> GIVEN INSTRUCTION:
Look for the word "Intervention" in each line and report the count of matching lines, with nothing added.

--- Begin AVAILABLE RECORDS ---

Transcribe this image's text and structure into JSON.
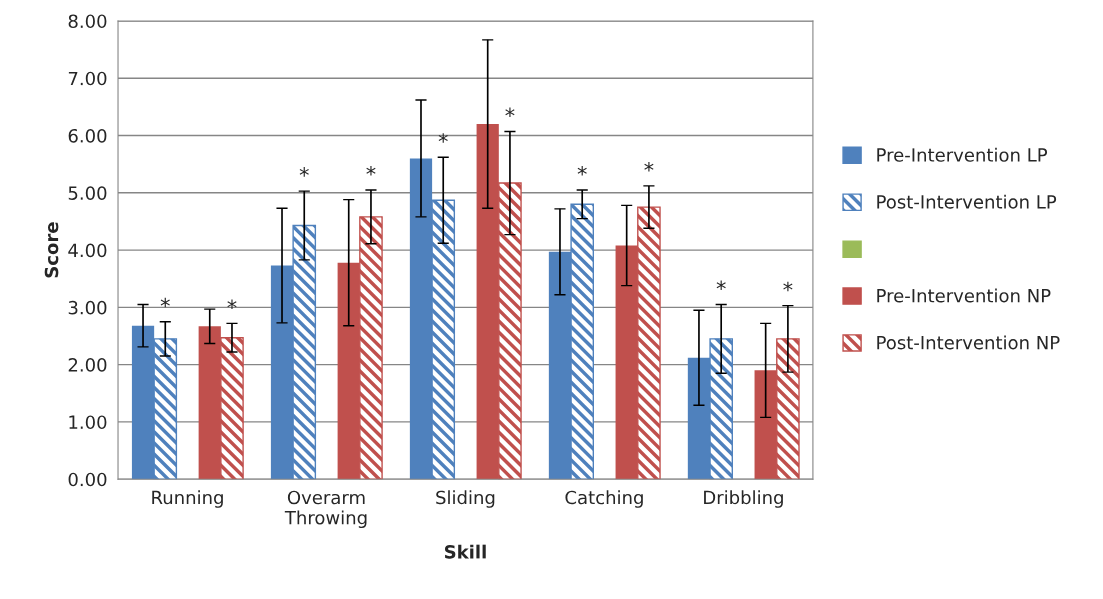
{
  "chart_data": {
    "type": "bar",
    "xlabel": "Skill",
    "ylabel": "Score",
    "categories": [
      "Running",
      "Overarm\nThrowing",
      "Sliding",
      "Catching",
      "Dribbling"
    ],
    "series": [
      {
        "name": "Pre-Intervention LP",
        "color": "#4f81bd",
        "values": [
          2.68,
          3.73,
          5.6,
          3.97,
          2.12
        ],
        "errors": [
          0.37,
          1.0,
          1.02,
          0.75,
          0.83
        ]
      },
      {
        "name": "Post-Intervention LP",
        "color": "#4f81bd",
        "values": [
          2.45,
          4.43,
          4.87,
          4.8,
          2.45
        ],
        "errors": [
          0.3,
          0.6,
          0.75,
          0.25,
          0.6
        ],
        "value_labels": [
          "*",
          "*",
          "*",
          "*",
          "*"
        ]
      },
      {
        "color": "#9bbb59",
        "values": [
          null,
          null,
          null,
          null,
          null
        ]
      },
      {
        "name": "Pre-Intervention NP",
        "color": "#c0504d",
        "values": [
          2.67,
          3.78,
          6.2,
          4.08,
          1.9
        ],
        "errors": [
          0.3,
          1.1,
          1.47,
          0.7,
          0.82
        ]
      },
      {
        "name": "Post-Intervention NP",
        "color": "#c0504d",
        "values": [
          2.47,
          4.58,
          5.17,
          4.75,
          2.45
        ],
        "errors": [
          0.25,
          0.47,
          0.9,
          0.37,
          0.58
        ],
        "value_labels": [
          "*",
          "*",
          "*",
          "*",
          "*"
        ]
      }
    ],
    "ylim": [
      0,
      8
    ],
    "yticks": [
      {
        "value": 0,
        "label": "0.00"
      },
      {
        "value": 1,
        "label": "1.00"
      },
      {
        "value": 2,
        "label": "2.00"
      },
      {
        "value": 3,
        "label": "3.00"
      },
      {
        "value": 4,
        "label": "4.00"
      },
      {
        "value": 5,
        "label": "5.00"
      },
      {
        "value": 6,
        "label": "6.00"
      },
      {
        "value": 7,
        "label": "7.00"
      },
      {
        "value": 8,
        "label": "8.00"
      }
    ],
    "grid": "y",
    "legend": "right"
  }
}
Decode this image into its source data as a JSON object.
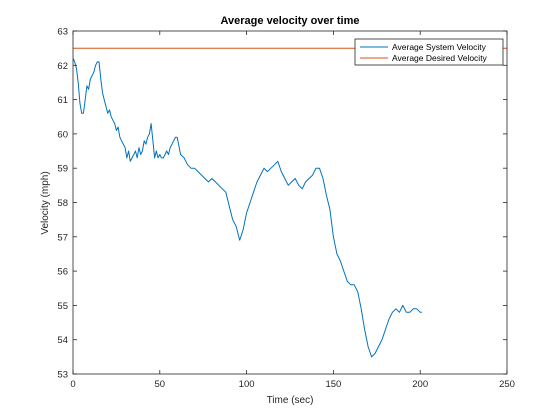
{
  "chart_data": {
    "type": "line",
    "title": "Average velocity over time",
    "xlabel": "Time (sec)",
    "ylabel": "Velocity (mph)",
    "xlim": [
      0,
      250
    ],
    "ylim": [
      53,
      63
    ],
    "xticks": [
      0,
      50,
      100,
      150,
      200,
      250
    ],
    "yticks": [
      53,
      54,
      55,
      56,
      57,
      58,
      59,
      60,
      61,
      62,
      63
    ],
    "grid": false,
    "legend_position": "top-right",
    "series": [
      {
        "name": "Average System Velocity",
        "color": "#0072BD",
        "x": [
          0,
          1,
          2,
          3,
          4,
          5,
          6,
          7,
          8,
          9,
          10,
          11,
          12,
          13,
          14,
          15,
          16,
          17,
          18,
          19,
          20,
          21,
          22,
          23,
          24,
          25,
          26,
          27,
          28,
          29,
          30,
          31,
          32,
          33,
          34,
          35,
          36,
          37,
          38,
          39,
          40,
          41,
          42,
          43,
          44,
          45,
          46,
          47,
          48,
          49,
          50,
          51,
          52,
          53,
          54,
          55,
          56,
          57,
          58,
          59,
          60,
          62,
          64,
          66,
          68,
          70,
          72,
          74,
          76,
          78,
          80,
          82,
          84,
          86,
          88,
          90,
          92,
          94,
          96,
          98,
          100,
          102,
          104,
          106,
          108,
          110,
          112,
          114,
          116,
          118,
          120,
          122,
          124,
          126,
          128,
          130,
          132,
          134,
          136,
          138,
          140,
          142,
          144,
          146,
          148,
          150,
          152,
          154,
          156,
          158,
          160,
          162,
          164,
          166,
          168,
          170,
          172,
          174,
          176,
          178,
          180,
          182,
          184,
          186,
          188,
          190,
          192,
          194,
          196,
          198,
          200,
          201
        ],
        "y": [
          62.2,
          62.1,
          61.9,
          61.5,
          60.9,
          60.6,
          60.6,
          61.0,
          61.4,
          61.3,
          61.6,
          61.7,
          61.8,
          62.0,
          62.1,
          62.1,
          61.6,
          61.2,
          61.0,
          60.8,
          60.6,
          60.7,
          60.5,
          60.4,
          60.3,
          60.1,
          60.2,
          59.9,
          59.8,
          59.7,
          59.6,
          59.3,
          59.5,
          59.2,
          59.3,
          59.4,
          59.5,
          59.3,
          59.6,
          59.4,
          59.5,
          59.8,
          59.7,
          59.9,
          60.0,
          60.3,
          59.8,
          59.3,
          59.5,
          59.3,
          59.4,
          59.3,
          59.3,
          59.4,
          59.5,
          59.4,
          59.6,
          59.7,
          59.8,
          59.9,
          59.9,
          59.4,
          59.3,
          59.1,
          59.0,
          59.0,
          58.9,
          58.8,
          58.7,
          58.6,
          58.7,
          58.6,
          58.5,
          58.4,
          58.3,
          57.9,
          57.5,
          57.3,
          56.9,
          57.2,
          57.7,
          58.0,
          58.3,
          58.6,
          58.8,
          59.0,
          58.9,
          59.0,
          59.1,
          59.2,
          58.9,
          58.7,
          58.5,
          58.6,
          58.7,
          58.5,
          58.4,
          58.6,
          58.7,
          58.8,
          59.0,
          59.0,
          58.7,
          58.2,
          57.8,
          57.0,
          56.5,
          56.3,
          56.0,
          55.7,
          55.6,
          55.6,
          55.4,
          54.9,
          54.3,
          53.8,
          53.5,
          53.6,
          53.8,
          54.0,
          54.3,
          54.6,
          54.8,
          54.9,
          54.8,
          55.0,
          54.8,
          54.8,
          54.9,
          54.9,
          54.8,
          54.8
        ]
      },
      {
        "name": "Average Desired Velocity",
        "color": "#D95319",
        "x": [
          0,
          250
        ],
        "y": [
          62.5,
          62.5
        ]
      }
    ]
  }
}
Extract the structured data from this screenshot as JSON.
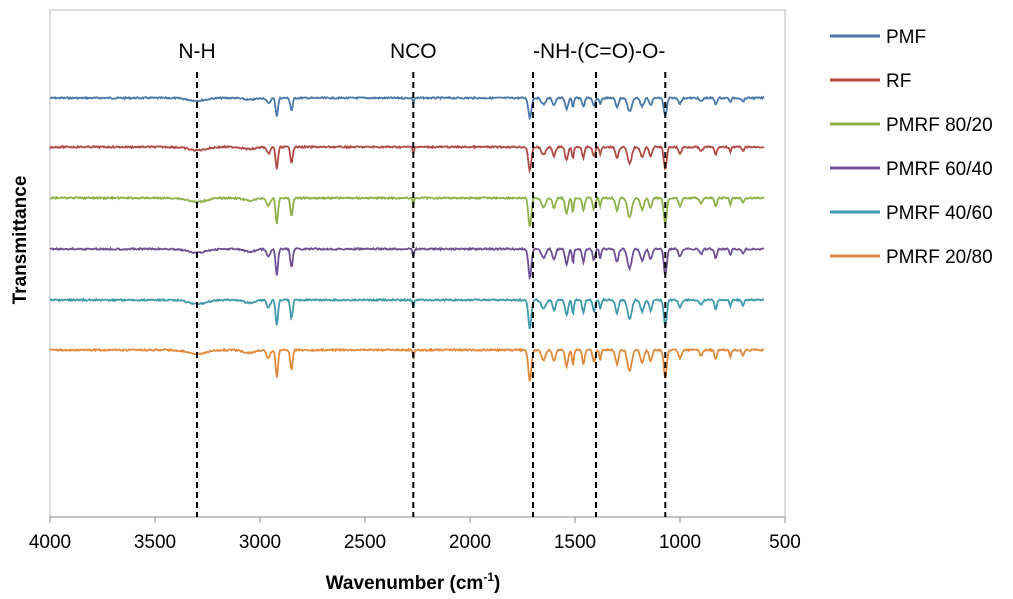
{
  "chart_data": {
    "type": "line",
    "title": "",
    "xlabel": "Wavenumber (cm",
    "xlabel_sup": "-1",
    "xlabel_end": ")",
    "ylabel": "Transmittance",
    "xlim": [
      4000,
      500
    ],
    "x_reversed": true,
    "x_ticks": [
      "4000",
      "3500",
      "3000",
      "2500",
      "2000",
      "1500",
      "1000",
      "500"
    ],
    "y_ticks_shown": false,
    "grid": false,
    "legend_position": "right",
    "annotations": [
      {
        "label": "N-H",
        "x": 3300
      },
      {
        "label": "NCO",
        "x": 2270
      },
      {
        "label": "-NH-(C=O)-O-",
        "x": [
          1700,
          1400,
          1070
        ]
      }
    ],
    "series": [
      {
        "name": "PMF",
        "color": "#4a78a8",
        "offset": 0.0,
        "scale": 0.9
      },
      {
        "name": "RF",
        "color": "#b04a45",
        "offset": 1.0,
        "scale": 1.1
      },
      {
        "name": "PMRF 80/20",
        "color": "#8eb049",
        "offset": 2.0,
        "scale": 1.3
      },
      {
        "name": "PMRF 60/40",
        "color": "#6f4f95",
        "offset": 3.0,
        "scale": 1.3
      },
      {
        "name": "PMRF 40/60",
        "color": "#3f9aae",
        "offset": 4.0,
        "scale": 1.3
      },
      {
        "name": "PMRF 20/80",
        "color": "#e08a3c",
        "offset": 5.0,
        "scale": 1.4
      }
    ]
  }
}
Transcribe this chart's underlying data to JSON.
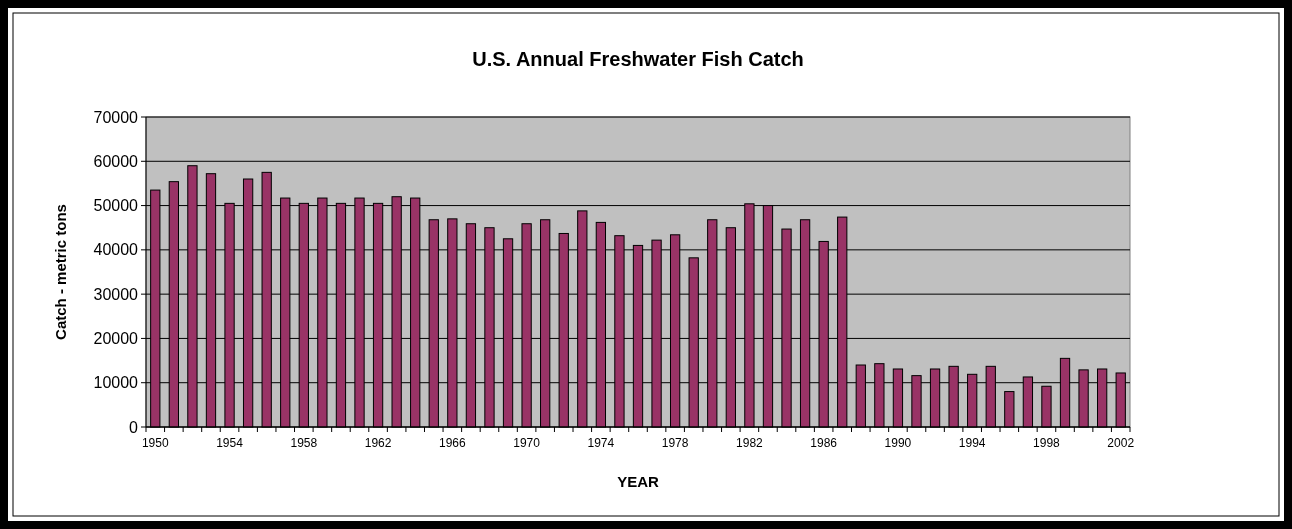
{
  "chart_data": {
    "type": "bar",
    "title": "U.S. Annual Freshwater Fish Catch",
    "xlabel": "YEAR",
    "ylabel": "Catch - metric tons",
    "categories": [
      "1950",
      null,
      null,
      null,
      "1954",
      null,
      null,
      null,
      "1958",
      null,
      null,
      null,
      "1962",
      null,
      null,
      null,
      "1966",
      null,
      null,
      null,
      "1970",
      null,
      null,
      null,
      "1974",
      null,
      null,
      null,
      "1978",
      null,
      null,
      null,
      "1982",
      null,
      null,
      null,
      "1986",
      null,
      null,
      null,
      "1990",
      null,
      null,
      null,
      "1994",
      null,
      null,
      null,
      "1998",
      null,
      null,
      null,
      "2002"
    ],
    "values": [
      53500,
      55400,
      59000,
      57200,
      50500,
      56000,
      57500,
      51700,
      50500,
      51700,
      50500,
      51700,
      50500,
      52000,
      51700,
      46800,
      47000,
      45900,
      45000,
      42500,
      45900,
      46800,
      43700,
      48800,
      46200,
      43200,
      41000,
      42200,
      43400,
      38200,
      46800,
      45000,
      50400,
      50000,
      44700,
      46800,
      41900,
      47400,
      14000,
      14300,
      13100,
      11600,
      13100,
      13700,
      11900,
      13700,
      8000,
      11300,
      9200,
      15500,
      12900,
      13100,
      12200
    ],
    "color": "#993366",
    "ylim": [
      0,
      70000
    ],
    "yticks": [
      0,
      10000,
      20000,
      30000,
      40000,
      50000,
      60000,
      70000
    ],
    "grid": "y"
  }
}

--- End AVAILABLE RECORDS ---

> EXPECTED OUTPUT:
4